Directive - Your task is to transcribe all the entries exactly, excluding pictures.

Task data -
>>>>
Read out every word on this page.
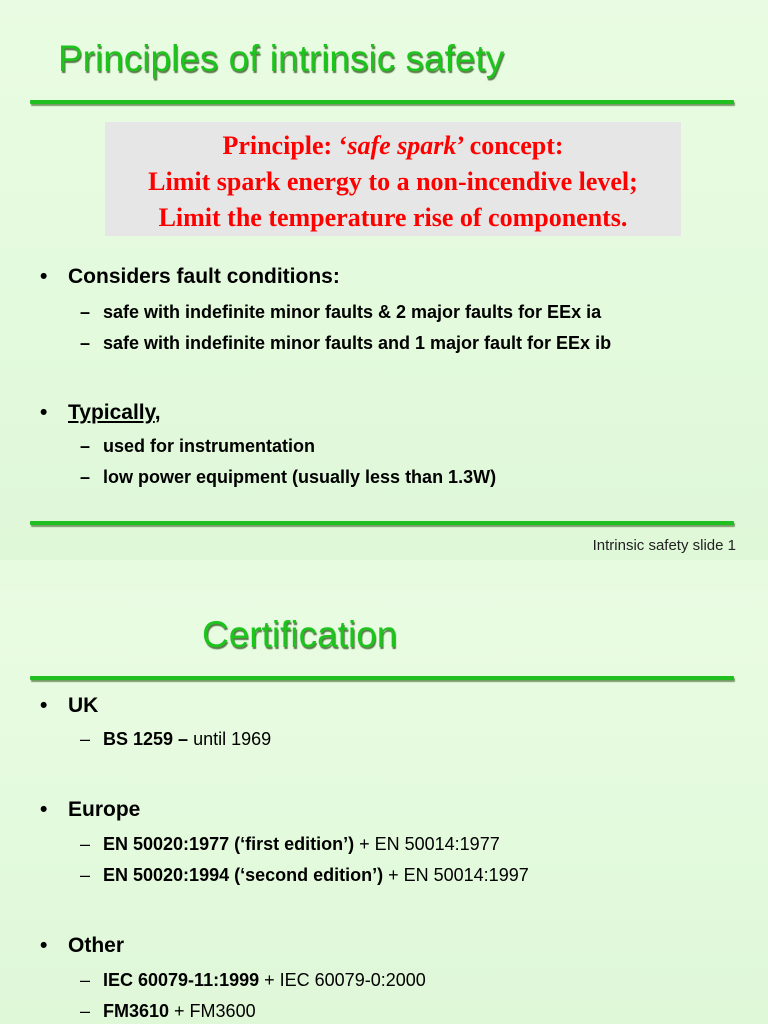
Principles of intrinsic safety
Principle: ‘safe spark’ concept:
Limit spark energy to a non-incendive level;
Limit the temperature rise of components.
• Considers fault conditions:
– safe with indefinite minor faults & 2 major faults for EEx ia
– safe with indefinite minor faults and 1 major fault for EEx ib
• Typically,
– used for instrumentation
– low power equipment (usually less than 1.3W)
Intrinsic safety slide 1
Certification
• UK
– BS 1259 – until 1969
• Europe
– EN 50020:1977 (‘first edition’) + EN 50014:1977
– EN 50020:1994 (‘second edition’) + EN 50014:1997
• Other
– IEC 60079-11:1999 + IEC 60079-0:2000
– FM3610 + FM3600
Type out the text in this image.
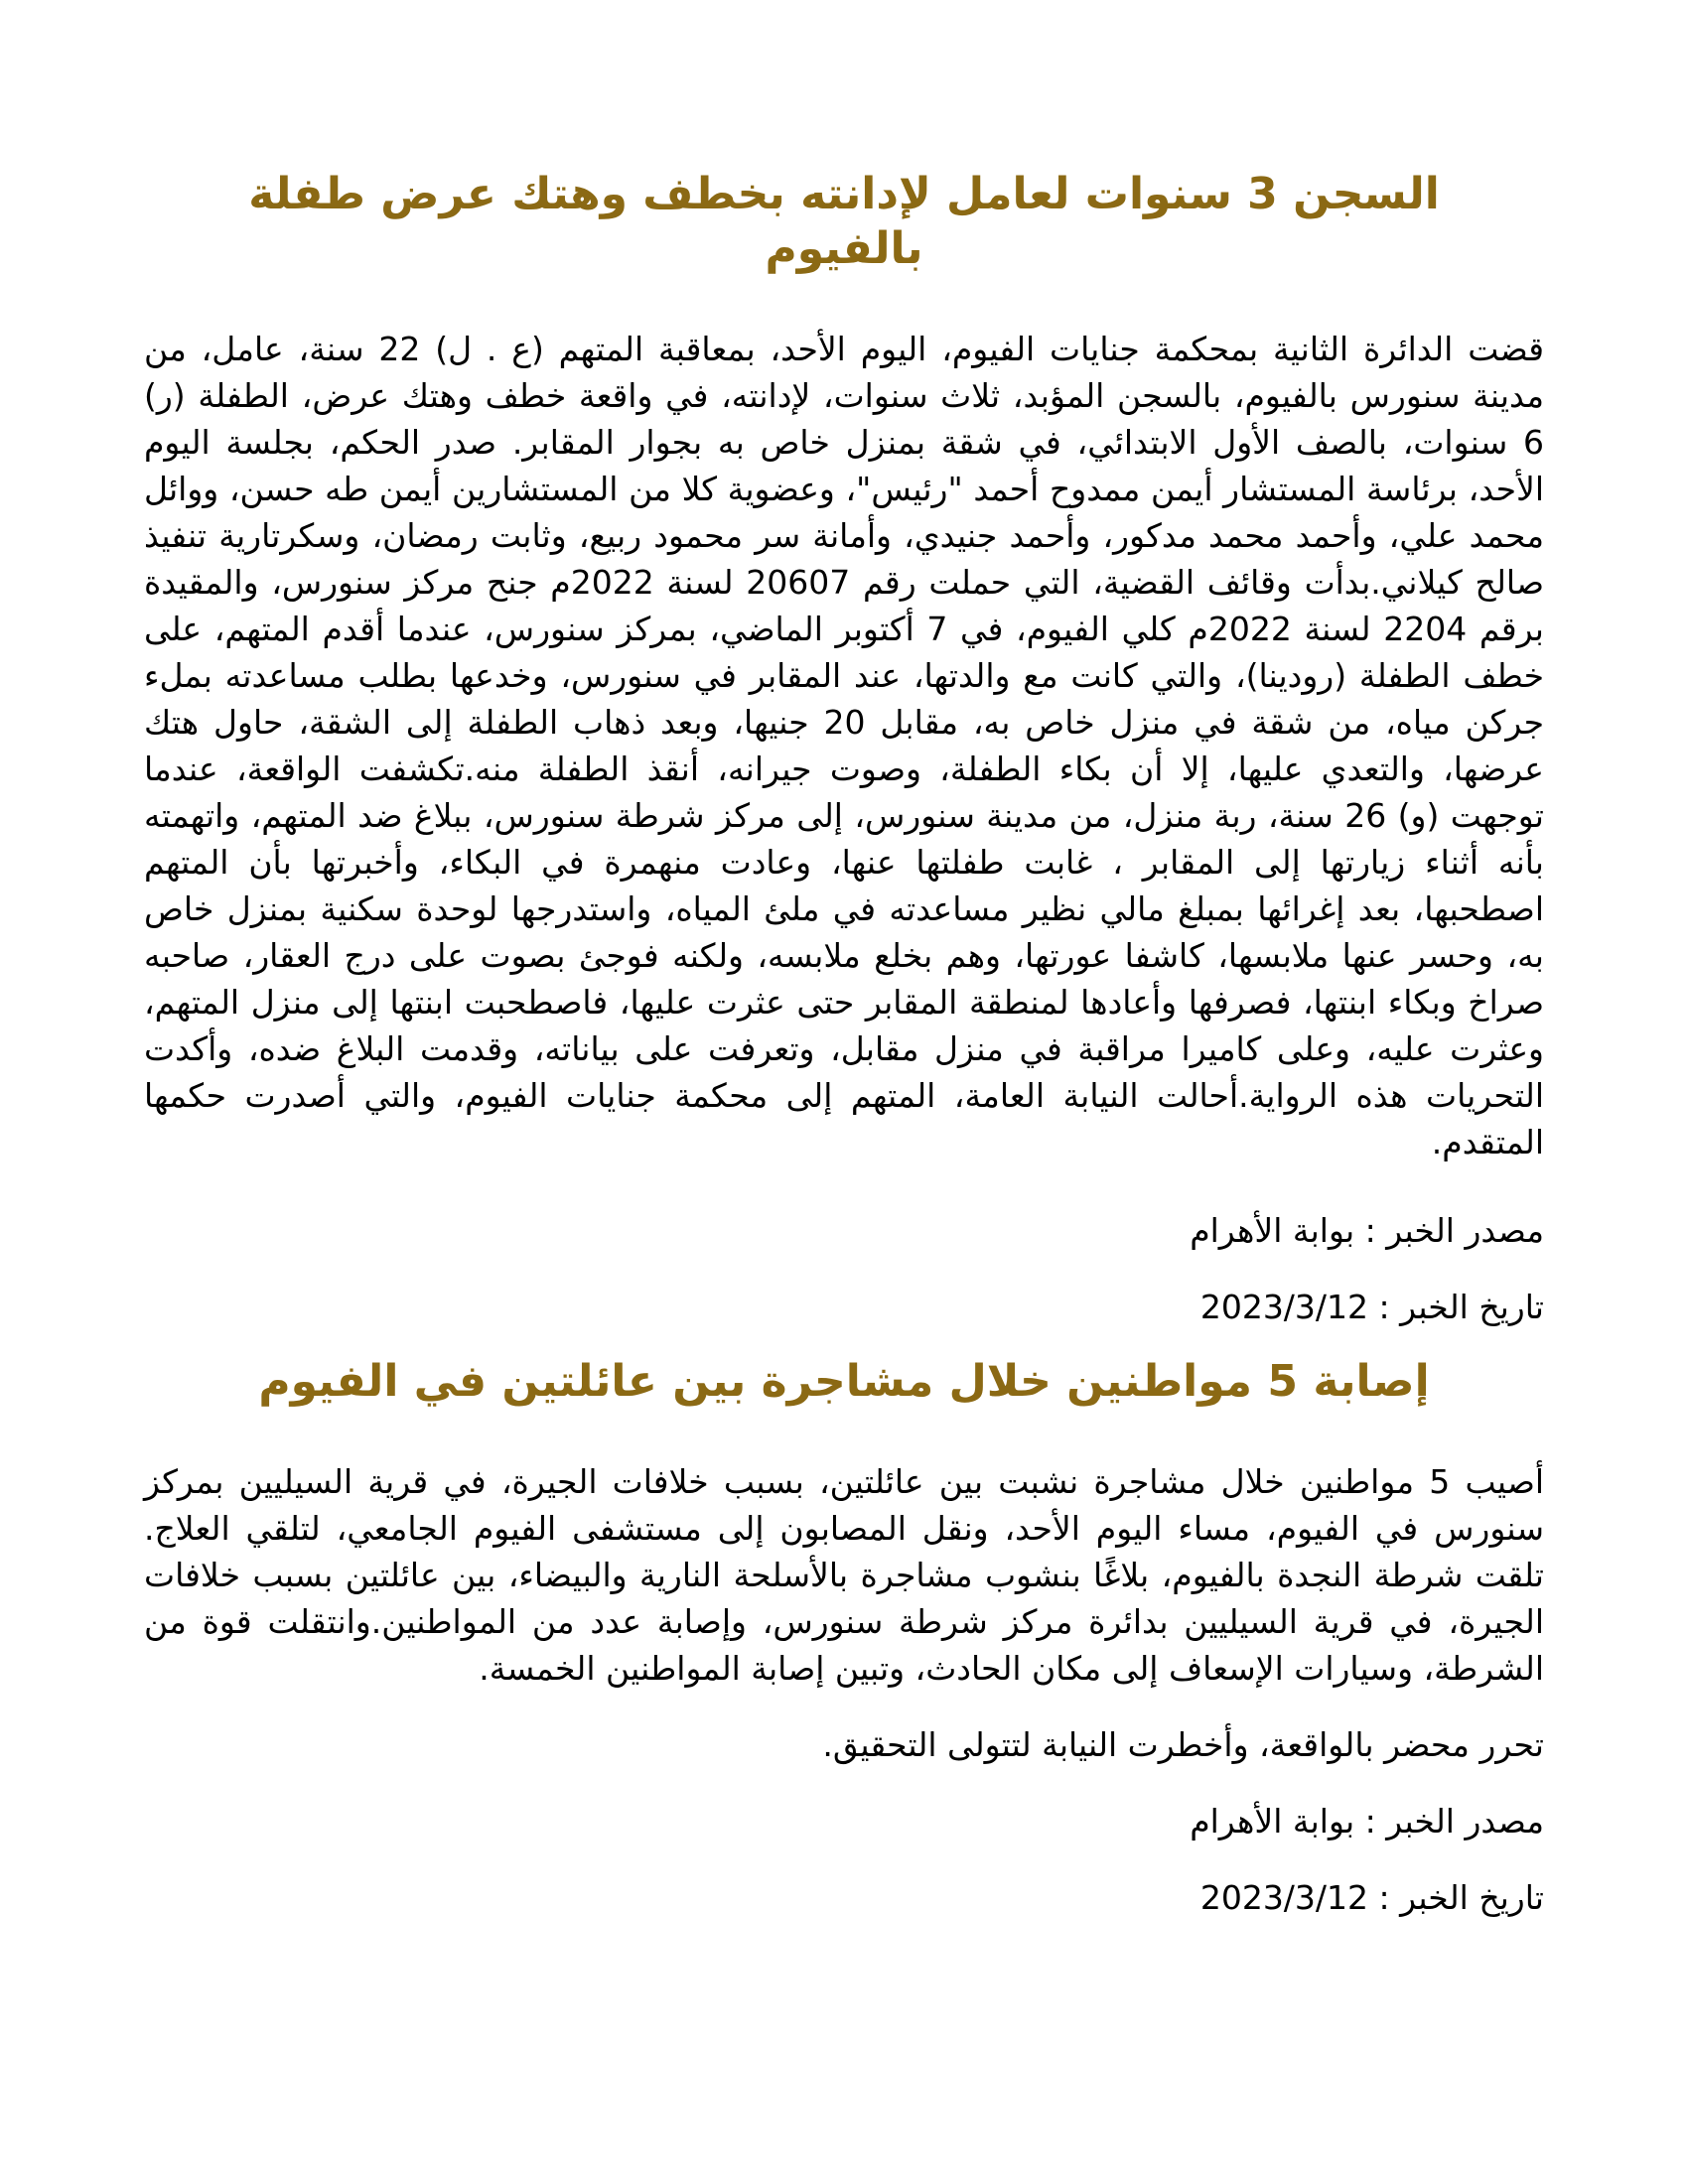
السجن 3 سنوات لعامل لإدانته بخطف وهتك عرض طفلة بالفيوم

قضت الدائرة الثانية بمحكمة جنايات الفيوم، اليوم الأحد، بمعاقبة المتهم (ع . ل) 22 سنة، عامل، من مدينة سنورس بالفيوم، بالسجن المؤبد، ثلاث سنوات، لإدانته، في واقعة خطف وهتك عرض، الطفلة (ر) 6 سنوات، بالصف الأول الابتدائي، في شقة بمنزل خاص به بجوار المقابر. صدر الحكم، بجلسة اليوم الأحد، برئاسة المستشار أيمن ممدوح أحمد "رئيس"، وعضوية كلا من المستشارين أيمن طه حسن، ووائل محمد علي، وأحمد محمد مدكور، وأحمد جنيدي، وأمانة سر محمود ربيع، وثابت رمضان، وسكرتارية تنفيذ صالح كيلاني.بدأت وقائف القضية، التي حملت رقم 20607 لسنة 2022م جنح مركز سنورس، والمقيدة برقم 2204 لسنة 2022م كلي الفيوم، في 7 أكتوبر الماضي، بمركز سنورس، عندما أقدم المتهم، على خطف الطفلة (رودينا)، والتي كانت مع والدتها، عند المقابر في سنورس، وخدعها بطلب مساعدته بملء جركن مياه، من شقة في منزل خاص به، مقابل 20 جنيها، وبعد ذهاب الطفلة إلى الشقة، حاول هتك عرضها، والتعدي عليها، إلا أن بكاء الطفلة، وصوت جيرانه، أنقذ الطفلة منه.تكشفت الواقعة، عندما توجهت (و) 26 سنة، ربة منزل، من مدينة سنورس، إلى مركز شرطة سنورس، ببلاغ ضد المتهم، واتهمته بأنه أثناء زيارتها إلى المقابر ، غابت طفلتها عنها، وعادت منهمرة في البكاء، وأخبرتها بأن المتهم اصطحبها، بعد إغرائها بمبلغ مالي نظير مساعدته في ملئ المياه، واستدرجها لوحدة سكنية بمنزل خاص به، وحسر عنها ملابسها، كاشفا عورتها، وهم بخلع ملابسه، ولكنه فوجئ بصوت على درج العقار، صاحبه صراخ وبكاء ابنتها، فصرفها وأعادها لمنطقة المقابر حتى عثرت عليها، فاصطحبت ابنتها إلى منزل المتهم، وعثرت عليه، وعلى كاميرا مراقبة في منزل مقابل، وتعرفت على بياناته، وقدمت البلاغ ضده، وأكدت التحريات هذه الرواية.أحالت النيابة العامة، المتهم إلى محكمة جنايات الفيوم، والتي أصدرت حكمها المتقدم.

مصدر الخبر : بوابة الأهرام

تاريخ الخبر : 2023/3/12

إصابة 5 مواطنين خلال مشاجرة بين عائلتين في الفيوم

أصيب 5 مواطنين خلال مشاجرة نشبت بين عائلتين، بسبب خلافات الجيرة، في قرية السيليين بمركز سنورس في الفيوم، مساء اليوم الأحد، ونقل المصابون إلى مستشفى الفيوم الجامعي، لتلقي العلاج. تلقت شرطة النجدة بالفيوم، بلاغًا بنشوب مشاجرة بالأسلحة النارية والبيضاء، بين عائلتين بسبب خلافات الجيرة، في قرية السيليين بدائرة مركز شرطة سنورس، وإصابة عدد من المواطنين.وانتقلت قوة من الشرطة، وسيارات الإسعاف إلى مكان الحادث، وتبين إصابة المواطنين الخمسة.

تحرر محضر بالواقعة، وأخطرت النيابة لتتولى التحقيق.

مصدر الخبر : بوابة الأهرام

تاريخ الخبر : 2023/3/12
<<<<
Output for this exercise -
Read out every word on this page.
Principles of intrinsic safety
Principle: ‘safe spark’ concept:
Limit spark energy to a non-incendive level;
Limit the temperature rise of components.
• Considers fault conditions:
– safe with indefinite minor faults & 2 major faults for EEx ia
– safe with indefinite minor faults and 1 major fault for EEx ib
• Typically,
– used for instrumentation
– low power equipment (usually less than 1.3W)
Intrinsic safety slide 1
Certification
• UK
– BS 1259 – until 1969
• Europe
– EN 50020:1977 (‘first edition’) + EN 50014:1977
– EN 50020:1994 (‘second edition’) + EN 50014:1997
• Other
– IEC 60079-11:1999 + IEC 60079-0:2000
– FM3610 + FM3600
Type out the text in this image.
السجن 3 سنوات لعامل لإدانته بخطف وهتك عرض طفلة بالفيوم

قضت الدائرة الثانية بمحكمة جنايات الفيوم، اليوم الأحد، بمعاقبة المتهم (ع . ل) 22 سنة، عامل، من مدينة سنورس بالفيوم، بالسجن المؤبد، ثلاث سنوات، لإدانته، في واقعة خطف وهتك عرض، الطفلة (ر) 6 سنوات، بالصف الأول الابتدائي، في شقة بمنزل خاص به بجوار المقابر. صدر الحكم، بجلسة اليوم الأحد، برئاسة المستشار أيمن ممدوح أحمد "رئيس"، وعضوية كلا من المستشارين أيمن طه حسن، ووائل محمد علي، وأحمد محمد مدكور، وأحمد جنيدي، وأمانة سر محمود ربيع، وثابت رمضان، وسكرتارية تنفيذ صالح كيلاني.بدأت وقائف القضية، التي حملت رقم 20607 لسنة 2022م جنح مركز سنورس، والمقيدة برقم 2204 لسنة 2022م كلي الفيوم، في 7 أكتوبر الماضي، بمركز سنورس، عندما أقدم المتهم، على خطف الطفلة (رودينا)، والتي كانت مع والدتها، عند المقابر في سنورس، وخدعها بطلب مساعدته بملء جركن مياه، من شقة في منزل خاص به، مقابل 20 جنيها، وبعد ذهاب الطفلة إلى الشقة، حاول هتك عرضها، والتعدي عليها، إلا أن بكاء الطفلة، وصوت جيرانه، أنقذ الطفلة منه.تكشفت الواقعة، عندما توجهت (و) 26 سنة، ربة منزل، من مدينة سنورس، إلى مركز شرطة سنورس، ببلاغ ضد المتهم، واتهمته بأنه أثناء زيارتها إلى المقابر ، غابت طفلتها عنها، وعادت منهمرة في البكاء، وأخبرتها بأن المتهم اصطحبها، بعد إغرائها بمبلغ مالي نظير مساعدته في ملئ المياه، واستدرجها لوحدة سكنية بمنزل خاص به، وحسر عنها ملابسها، كاشفا عورتها، وهم بخلع ملابسه، ولكنه فوجئ بصوت على درج العقار، صاحبه صراخ وبكاء ابنتها، فصرفها وأعادها لمنطقة المقابر حتى عثرت عليها، فاصطحبت ابنتها إلى منزل المتهم، وعثرت عليه، وعلى كاميرا مراقبة في منزل مقابل، وتعرفت على بياناته، وقدمت البلاغ ضده، وأكدت التحريات هذه الرواية.أحالت النيابة العامة، المتهم إلى محكمة جنايات الفيوم، والتي أصدرت حكمها المتقدم.

مصدر الخبر : بوابة الأهرام

تاريخ الخبر : 2023/3/12

إصابة 5 مواطنين خلال مشاجرة بين عائلتين في الفيوم

أصيب 5 مواطنين خلال مشاجرة نشبت بين عائلتين، بسبب خلافات الجيرة، في قرية السيليين بمركز سنورس في الفيوم، مساء اليوم الأحد، ونقل المصابون إلى مستشفى الفيوم الجامعي، لتلقي العلاج. تلقت شرطة النجدة بالفيوم، بلاغًا بنشوب مشاجرة بالأسلحة النارية والبيضاء، بين عائلتين بسبب خلافات الجيرة، في قرية السيليين بدائرة مركز شرطة سنورس، وإصابة عدد من المواطنين.وانتقلت قوة من الشرطة، وسيارات الإسعاف إلى مكان الحادث، وتبين إصابة المواطنين الخمسة.

تحرر محضر بالواقعة، وأخطرت النيابة لتتولى التحقيق.

مصدر الخبر : بوابة الأهرام

تاريخ الخبر : 2023/3/12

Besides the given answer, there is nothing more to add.